## TASK DIRECTIONS
Take from the listing each line that has the string "JSON".

Stored entries:
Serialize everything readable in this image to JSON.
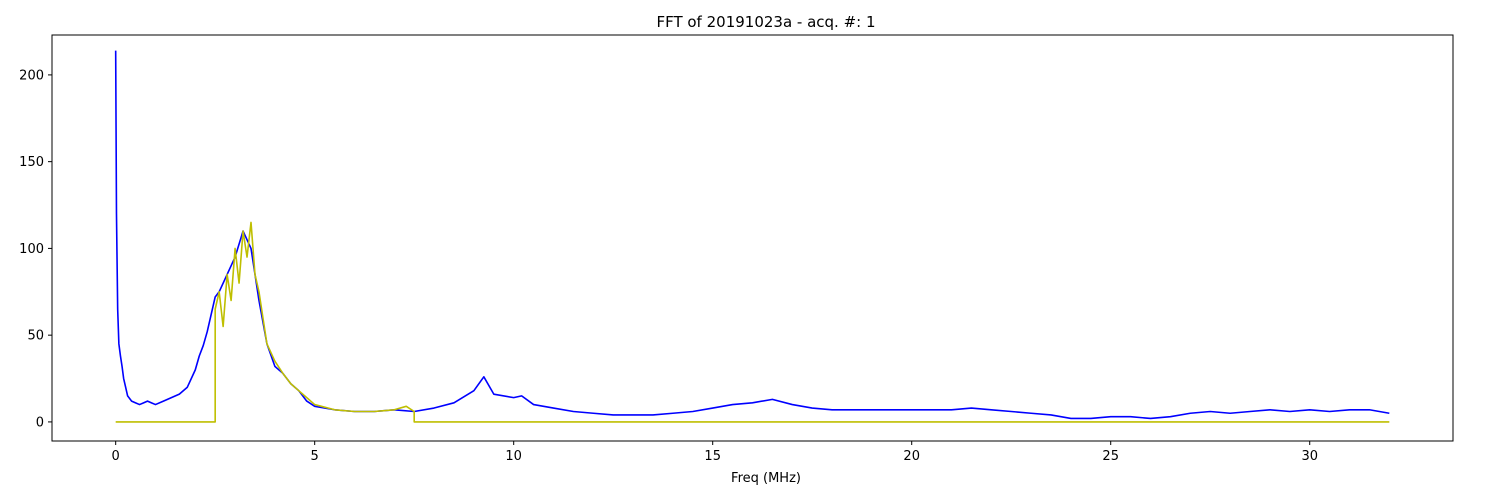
{
  "chart_data": {
    "type": "line",
    "title": "FFT of 20191023a - acq. #: 1",
    "xlabel": "Freq (MHz)",
    "ylabel": "",
    "xlim": [
      -1.6,
      33.6
    ],
    "ylim": [
      -11,
      223
    ],
    "x_ticks": [
      0,
      5,
      10,
      15,
      20,
      25,
      30
    ],
    "x_tick_labels": [
      "0",
      "5",
      "10",
      "15",
      "20",
      "25",
      "30"
    ],
    "y_ticks": [
      0,
      50,
      100,
      150,
      200
    ],
    "y_tick_labels": [
      "0",
      "50",
      "100",
      "150",
      "200"
    ],
    "grid": false,
    "legend": false,
    "colors": {
      "blue": "#0000ff",
      "yellow": "#bfbf00",
      "axes": "#000000"
    },
    "series": [
      {
        "color": "#0000ff",
        "x": [
          0,
          0.02,
          0.05,
          0.08,
          0.12,
          0.16,
          0.2,
          0.25,
          0.3,
          0.4,
          0.5,
          0.6,
          0.7,
          0.8,
          0.9,
          1.0,
          1.2,
          1.4,
          1.6,
          1.8,
          2.0,
          2.1,
          2.2,
          2.3,
          2.4,
          2.5,
          2.6,
          2.8,
          3.0,
          3.2,
          3.4,
          3.6,
          3.8,
          4.0,
          4.2,
          4.4,
          4.6,
          4.8,
          5.0,
          5.5,
          6.0,
          6.5,
          7.0,
          7.5,
          8.0,
          8.5,
          9.0,
          9.25,
          9.5,
          10.0,
          10.2,
          10.5,
          11.0,
          11.5,
          12.0,
          12.5,
          13.0,
          13.5,
          14.0,
          14.5,
          15.0,
          15.5,
          16.0,
          16.5,
          17.0,
          17.5,
          18.0,
          18.5,
          19.0,
          19.5,
          20.0,
          20.5,
          21.0,
          21.5,
          22.0,
          22.5,
          23.0,
          23.5,
          24.0,
          24.5,
          25.0,
          25.5,
          26.0,
          26.5,
          27.0,
          27.5,
          28.0,
          28.5,
          29.0,
          29.5,
          30.0,
          30.5,
          31.0,
          31.5,
          32.0
        ],
        "y": [
          214,
          120,
          65,
          45,
          38,
          32,
          25,
          20,
          15,
          12,
          11,
          10,
          11,
          12,
          11,
          10,
          12,
          14,
          16,
          20,
          30,
          38,
          44,
          52,
          62,
          72,
          75,
          85,
          95,
          110,
          100,
          70,
          45,
          32,
          28,
          22,
          18,
          12,
          9,
          7,
          6,
          6,
          7,
          6,
          8,
          11,
          18,
          26,
          16,
          14,
          15,
          10,
          8,
          6,
          5,
          4,
          4,
          4,
          5,
          6,
          8,
          10,
          11,
          13,
          10,
          8,
          7,
          7,
          7,
          7,
          7,
          7,
          7,
          8,
          7,
          6,
          5,
          4,
          2,
          2,
          3,
          3,
          2,
          3,
          5,
          6,
          5,
          6,
          7,
          6,
          7,
          6,
          7,
          7,
          5
        ]
      },
      {
        "color": "#bfbf00",
        "x": [
          0,
          1.7,
          1.7,
          2.5,
          2.5,
          2.6,
          2.7,
          2.8,
          2.9,
          3.0,
          3.1,
          3.2,
          3.3,
          3.4,
          3.5,
          3.6,
          3.7,
          3.8,
          4.0,
          4.2,
          4.4,
          4.6,
          4.8,
          5.0,
          5.5,
          6.0,
          6.5,
          7.0,
          7.3,
          7.5,
          7.5,
          32.0
        ],
        "y": [
          0,
          0,
          0,
          0,
          65,
          75,
          55,
          85,
          70,
          100,
          80,
          110,
          95,
          115,
          85,
          75,
          60,
          45,
          35,
          28,
          22,
          18,
          14,
          10,
          7,
          6,
          6,
          7,
          9,
          6,
          0,
          0
        ]
      }
    ]
  }
}
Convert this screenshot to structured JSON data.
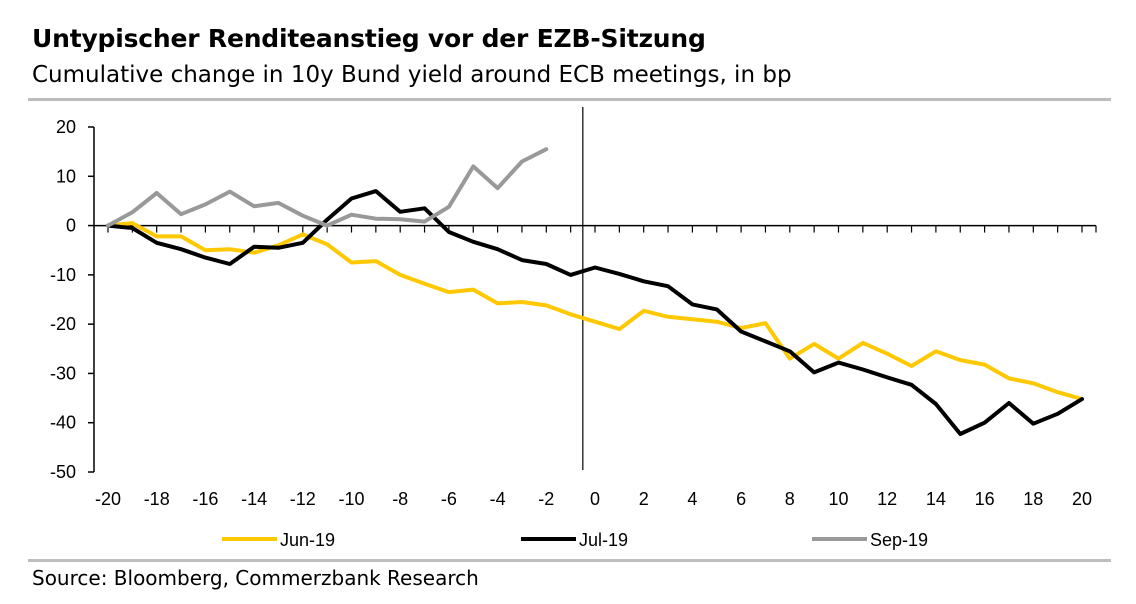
{
  "header": {
    "title": "Untypischer Renditeanstieg vor der EZB-Sitzung",
    "subtitle": "Cumulative change in 10y Bund yield around ECB meetings, in bp"
  },
  "footer": {
    "source": "Source: Bloomberg, Commerzbank Research"
  },
  "chart_data": {
    "type": "line",
    "title": "Untypischer Renditeanstieg vor der EZB-Sitzung",
    "subtitle": "Cumulative change in 10y Bund yield around ECB meetings, in bp",
    "xlabel": "",
    "ylabel": "",
    "xlim": [
      -20,
      20
    ],
    "ylim": [
      -50,
      20
    ],
    "x_ticks": [
      -20,
      -18,
      -16,
      -14,
      -12,
      -10,
      -8,
      -6,
      -4,
      -2,
      0,
      2,
      4,
      6,
      8,
      10,
      12,
      14,
      16,
      18,
      20
    ],
    "x_tick_labels": [
      "-20",
      "-18",
      "-16",
      "-14",
      "-12",
      "-10",
      "-8",
      "-6",
      "-4",
      "-2",
      "0",
      "2",
      "4",
      "6",
      "8",
      "10",
      "12",
      "14",
      "16",
      "18",
      "20"
    ],
    "y_ticks": [
      20,
      10,
      0,
      -10,
      -20,
      -30,
      -40,
      -50
    ],
    "y_tick_labels": [
      "20",
      "10",
      "0",
      "-10",
      "-20",
      "-30",
      "-40",
      "-50"
    ],
    "vertical_marker_x": -0.5,
    "legend_position": "bottom",
    "grid": false,
    "series": [
      {
        "name": "Jun-19",
        "color": "#FFC800",
        "x": [
          -20,
          -19,
          -18,
          -17,
          -16,
          -15,
          -14,
          -13,
          -12,
          -11,
          -10,
          -9,
          -8,
          -7,
          -6,
          -5,
          -4,
          -3,
          -2,
          -1,
          0,
          1,
          2,
          3,
          4,
          5,
          6,
          7,
          8,
          9,
          10,
          11,
          12,
          13,
          14,
          15,
          16,
          17,
          18,
          19,
          20
        ],
        "y": [
          0,
          0.5,
          -2.2,
          -2.2,
          -5,
          -4.8,
          -5.5,
          -4,
          -1.8,
          -3.8,
          -7.5,
          -7.2,
          -10,
          -11.8,
          -13.5,
          -13,
          -15.8,
          -15.5,
          -16.2,
          -18,
          -19.5,
          -21,
          -17.3,
          -18.5,
          -19,
          -19.5,
          -20.8,
          -19.8,
          -27,
          -24,
          -27,
          -23.8,
          -26,
          -28.5,
          -25.5,
          -27.3,
          -28.2,
          -31,
          -32,
          -33.8,
          -35.2
        ]
      },
      {
        "name": "Jul-19",
        "color": "#000000",
        "x": [
          -20,
          -19,
          -18,
          -17,
          -16,
          -15,
          -14,
          -13,
          -12,
          -11,
          -10,
          -9,
          -8,
          -7,
          -6,
          -5,
          -4,
          -3,
          -2,
          -1,
          0,
          1,
          2,
          3,
          4,
          5,
          6,
          7,
          8,
          9,
          10,
          11,
          12,
          13,
          14,
          15,
          16,
          17,
          18,
          19,
          20
        ],
        "y": [
          0,
          -0.5,
          -3.5,
          -4.8,
          -6.5,
          -7.8,
          -4.3,
          -4.5,
          -3.5,
          1.2,
          5.5,
          7,
          2.8,
          3.5,
          -1.3,
          -3.3,
          -4.8,
          -7,
          -7.8,
          -10,
          -8.5,
          -9.8,
          -11.3,
          -12.3,
          -16,
          -17,
          -21.5,
          -23.5,
          -25.5,
          -29.8,
          -27.8,
          -29.2,
          -30.8,
          -32.3,
          -36.2,
          -42.3,
          -40,
          -36,
          -40.2,
          -38.2,
          -35.2
        ]
      },
      {
        "name": "Sep-19",
        "color": "#999999",
        "x": [
          -20,
          -19,
          -18,
          -17,
          -16,
          -15,
          -14,
          -13,
          -12,
          -11,
          -10,
          -9,
          -8,
          -7,
          -6,
          -5,
          -4,
          -3,
          -2
        ],
        "y": [
          0,
          2.7,
          6.6,
          2.3,
          4.3,
          6.9,
          3.9,
          4.6,
          2,
          0,
          2.2,
          1.4,
          1.3,
          0.8,
          3.8,
          12,
          7.6,
          13,
          15.5
        ]
      }
    ]
  }
}
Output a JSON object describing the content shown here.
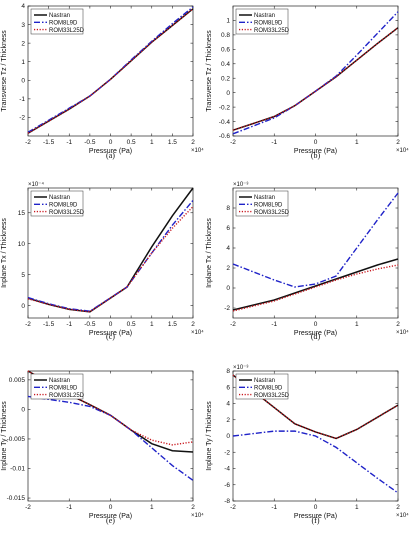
{
  "colors": {
    "Nastran": "#111111",
    "ROM8L9D": "#1f22c8",
    "ROM33L25D": "#c8161d"
  },
  "chart_data": [
    {
      "type": "line",
      "caption": "(a)",
      "xlabel": "Pressure (Pa)",
      "ylabel": "Transverse Tz / Thickness",
      "xlim": [
        -2,
        2
      ],
      "ylim": [
        -3,
        4
      ],
      "xticks": [
        -2,
        -1.5,
        -1,
        -0.5,
        0,
        0.5,
        1,
        1.5,
        2
      ],
      "yticks": [
        -2,
        -1,
        0,
        1,
        2,
        3,
        4
      ],
      "x_multiplier": "×10⁴",
      "y_multiplier": "",
      "x": [
        -2,
        -1,
        -0.5,
        0,
        0.5,
        1,
        1.5,
        2
      ],
      "series": [
        {
          "name": "Nastran",
          "style": "solid",
          "values": [
            -2.85,
            -1.55,
            -0.85,
            0.05,
            1.05,
            2.05,
            2.95,
            3.85
          ]
        },
        {
          "name": "ROM8L9D",
          "style": "dashdot",
          "values": [
            -2.8,
            -1.5,
            -0.85,
            0.05,
            1.1,
            2.1,
            3.05,
            3.95
          ]
        },
        {
          "name": "ROM33L25D",
          "style": "dotted",
          "values": [
            -2.85,
            -1.55,
            -0.85,
            0.05,
            1.05,
            2.05,
            2.95,
            3.85
          ]
        }
      ]
    },
    {
      "type": "line",
      "caption": "(b)",
      "xlabel": "Pressure (Pa)",
      "ylabel": "Transverse Tz / Thickness",
      "xlim": [
        -2,
        2
      ],
      "ylim": [
        -0.6,
        1.2
      ],
      "xticks": [
        -2,
        -1,
        0,
        1,
        2
      ],
      "yticks": [
        -0.6,
        -0.4,
        -0.2,
        0,
        0.2,
        0.4,
        0.6,
        0.8,
        1
      ],
      "x_multiplier": "×10⁴",
      "y_multiplier": "",
      "x": [
        -2,
        -1,
        -0.5,
        0,
        0.5,
        1,
        1.5,
        2
      ],
      "series": [
        {
          "name": "Nastran",
          "style": "solid",
          "values": [
            -0.52,
            -0.33,
            -0.18,
            0.02,
            0.22,
            0.45,
            0.68,
            0.9
          ]
        },
        {
          "name": "ROM8L9D",
          "style": "dashdot",
          "values": [
            -0.57,
            -0.35,
            -0.18,
            0.02,
            0.23,
            0.52,
            0.82,
            1.12
          ]
        },
        {
          "name": "ROM33L25D",
          "style": "dotted",
          "values": [
            -0.52,
            -0.33,
            -0.18,
            0.02,
            0.22,
            0.45,
            0.68,
            0.9
          ]
        }
      ]
    },
    {
      "type": "line",
      "caption": "(c)",
      "xlabel": "Pressure (Pa)",
      "ylabel": "Inplane Tx / Thickness",
      "xlim": [
        -2,
        2
      ],
      "ylim": [
        -2,
        19
      ],
      "xticks": [
        -2,
        -1.5,
        -1,
        -0.5,
        0,
        0.5,
        1,
        1.5,
        2
      ],
      "yticks": [
        0,
        5,
        10,
        15
      ],
      "x_multiplier": "×10⁴",
      "y_multiplier": "×10⁻⁴",
      "x": [
        -2,
        -1.5,
        -1,
        -0.5,
        0.4,
        1,
        1.5,
        2
      ],
      "series": [
        {
          "name": "Nastran",
          "style": "solid",
          "values": [
            1.2,
            0.2,
            -0.6,
            -1.0,
            3.0,
            9.5,
            14.5,
            19.0
          ]
        },
        {
          "name": "ROM8L9D",
          "style": "dashdot",
          "values": [
            1.3,
            0.3,
            -0.5,
            -0.9,
            3.0,
            8.5,
            13.0,
            17.0
          ]
        },
        {
          "name": "ROM33L25D",
          "style": "dotted",
          "values": [
            1.1,
            0.2,
            -0.6,
            -1.0,
            3.0,
            8.5,
            12.5,
            16.0
          ]
        }
      ]
    },
    {
      "type": "line",
      "caption": "(d)",
      "xlabel": "Pressure (Pa)",
      "ylabel": "Inplane Tx / Thickness",
      "xlim": [
        -2,
        2
      ],
      "ylim": [
        -3,
        10
      ],
      "xticks": [
        -2,
        -1,
        0,
        1,
        2
      ],
      "yticks": [
        -2,
        0,
        2,
        4,
        6,
        8
      ],
      "x_multiplier": "×10⁴",
      "y_multiplier": "×10⁻³",
      "x": [
        -2,
        -1,
        -0.5,
        0,
        0.5,
        1,
        1.5,
        2
      ],
      "series": [
        {
          "name": "Nastran",
          "style": "solid",
          "values": [
            -2.2,
            -1.2,
            -0.5,
            0.2,
            0.9,
            1.6,
            2.3,
            2.9
          ]
        },
        {
          "name": "ROM8L9D",
          "style": "dashdot",
          "values": [
            2.4,
            0.8,
            0.1,
            0.4,
            1.2,
            4.0,
            6.8,
            9.5
          ]
        },
        {
          "name": "ROM33L25D",
          "style": "dotted",
          "values": [
            -2.3,
            -1.3,
            -0.6,
            0.1,
            0.8,
            1.4,
            1.9,
            2.3
          ]
        }
      ]
    },
    {
      "type": "line",
      "caption": "(e)",
      "xlabel": "Pressure (Pa)",
      "ylabel": "Inplane Ty / Thickness",
      "xlim": [
        -2,
        2
      ],
      "ylim": [
        -0.0155,
        0.0065
      ],
      "xticks": [
        -2,
        -1,
        0,
        1,
        2
      ],
      "yticks": [
        -0.015,
        -0.01,
        -0.005,
        0,
        0.005
      ],
      "x_multiplier": "×10⁴",
      "y_multiplier": "",
      "x": [
        -2,
        -1.5,
        -1,
        -0.5,
        0,
        0.5,
        1,
        1.5,
        2
      ],
      "series": [
        {
          "name": "Nastran",
          "style": "solid",
          "values": [
            0.0065,
            0.0045,
            0.0025,
            0.0008,
            -0.001,
            -0.0035,
            -0.0058,
            -0.007,
            -0.0072
          ]
        },
        {
          "name": "ROM8L9D",
          "style": "dashdot",
          "values": [
            0.0022,
            0.0017,
            0.0012,
            0.0005,
            -0.001,
            -0.0035,
            -0.0065,
            -0.0095,
            -0.012
          ]
        },
        {
          "name": "ROM33L25D",
          "style": "dotted",
          "values": [
            0.0065,
            0.0045,
            0.0025,
            0.0008,
            -0.001,
            -0.0035,
            -0.0052,
            -0.006,
            -0.0055
          ]
        }
      ]
    },
    {
      "type": "line",
      "caption": "(f)",
      "xlabel": "Pressure (Pa)",
      "ylabel": "Inplane Ty / Thickness",
      "xlim": [
        -2,
        2
      ],
      "ylim": [
        -8,
        8
      ],
      "xticks": [
        -2,
        -1,
        0,
        1,
        2
      ],
      "yticks": [
        -8,
        -6,
        -4,
        -2,
        0,
        2,
        4,
        6,
        8
      ],
      "x_multiplier": "×10⁴",
      "y_multiplier": "×10⁻³",
      "x": [
        -2,
        -1.5,
        -1,
        -0.5,
        0,
        0.5,
        1,
        1.5,
        2
      ],
      "series": [
        {
          "name": "Nastran",
          "style": "solid",
          "values": [
            7.5,
            5.5,
            3.5,
            1.5,
            0.5,
            -0.3,
            0.8,
            2.3,
            3.8
          ]
        },
        {
          "name": "ROM8L9D",
          "style": "dashdot",
          "values": [
            0.0,
            0.3,
            0.6,
            0.6,
            0.0,
            -1.4,
            -3.3,
            -5.2,
            -7.0
          ]
        },
        {
          "name": "ROM33L25D",
          "style": "dotted",
          "values": [
            7.5,
            5.5,
            3.5,
            1.5,
            0.5,
            -0.3,
            0.8,
            2.3,
            3.8
          ]
        }
      ]
    }
  ]
}
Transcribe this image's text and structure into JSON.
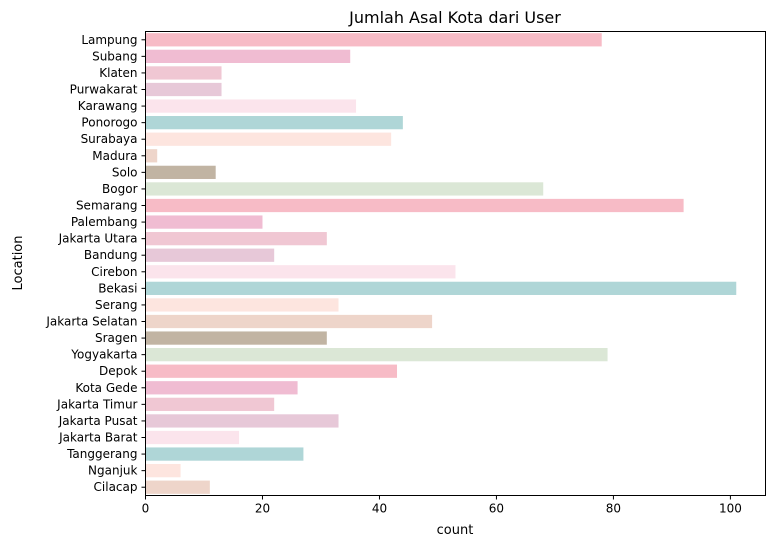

## WORKED SOLUTION
Serialize everything readable in this image to JSON.
Convert this screenshot to structured JSON data.
Output a JSON object describing the content shown here.
Transcribe this image's text and structure into JSON.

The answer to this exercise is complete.